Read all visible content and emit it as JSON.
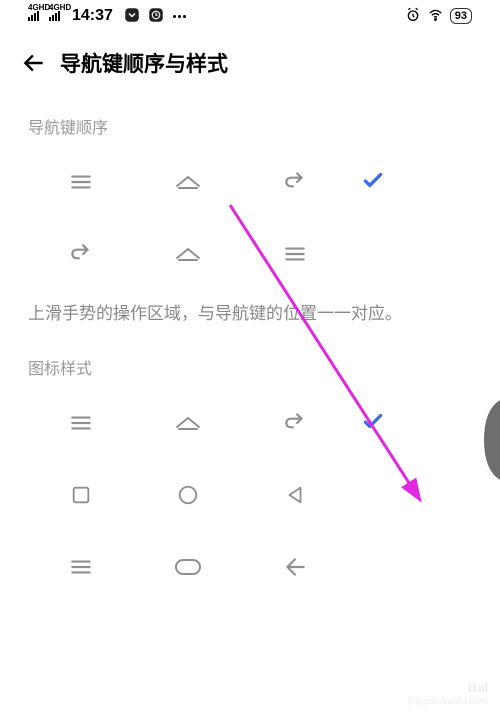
{
  "status": {
    "time": "14:37",
    "net1_label": "4GHD",
    "net2_label": "4GHD",
    "battery": "93"
  },
  "header": {
    "title": "导航键顺序与样式"
  },
  "sections": {
    "order_label": "导航键顺序",
    "style_label": "图标样式"
  },
  "description": "上滑手势的操作区域，与导航键的位置一一对应。",
  "colors": {
    "accent": "#3A6BEB",
    "muted": "#8f8f8f",
    "annotation": "#E028E0"
  },
  "watermark": {
    "line1": "Bai",
    "line2": "jingyan.baidu.com"
  }
}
--------
## Exercise objective
Copy the material above exactly and drop the pictures.

## Correct answer
Read all visible content and emit it as JSON.
{
  "status": {
    "time": "14:37",
    "net1_label": "4GHD",
    "net2_label": "4GHD",
    "battery": "93"
  },
  "header": {
    "title": "导航键顺序与样式"
  },
  "sections": {
    "order_label": "导航键顺序",
    "style_label": "图标样式"
  },
  "description": "上滑手势的操作区域，与导航键的位置一一对应。",
  "colors": {
    "accent": "#3A6BEB",
    "muted": "#8f8f8f",
    "annotation": "#E028E0"
  },
  "watermark": {
    "line1": "Bai",
    "line2": "jingyan.baidu.com"
  }
}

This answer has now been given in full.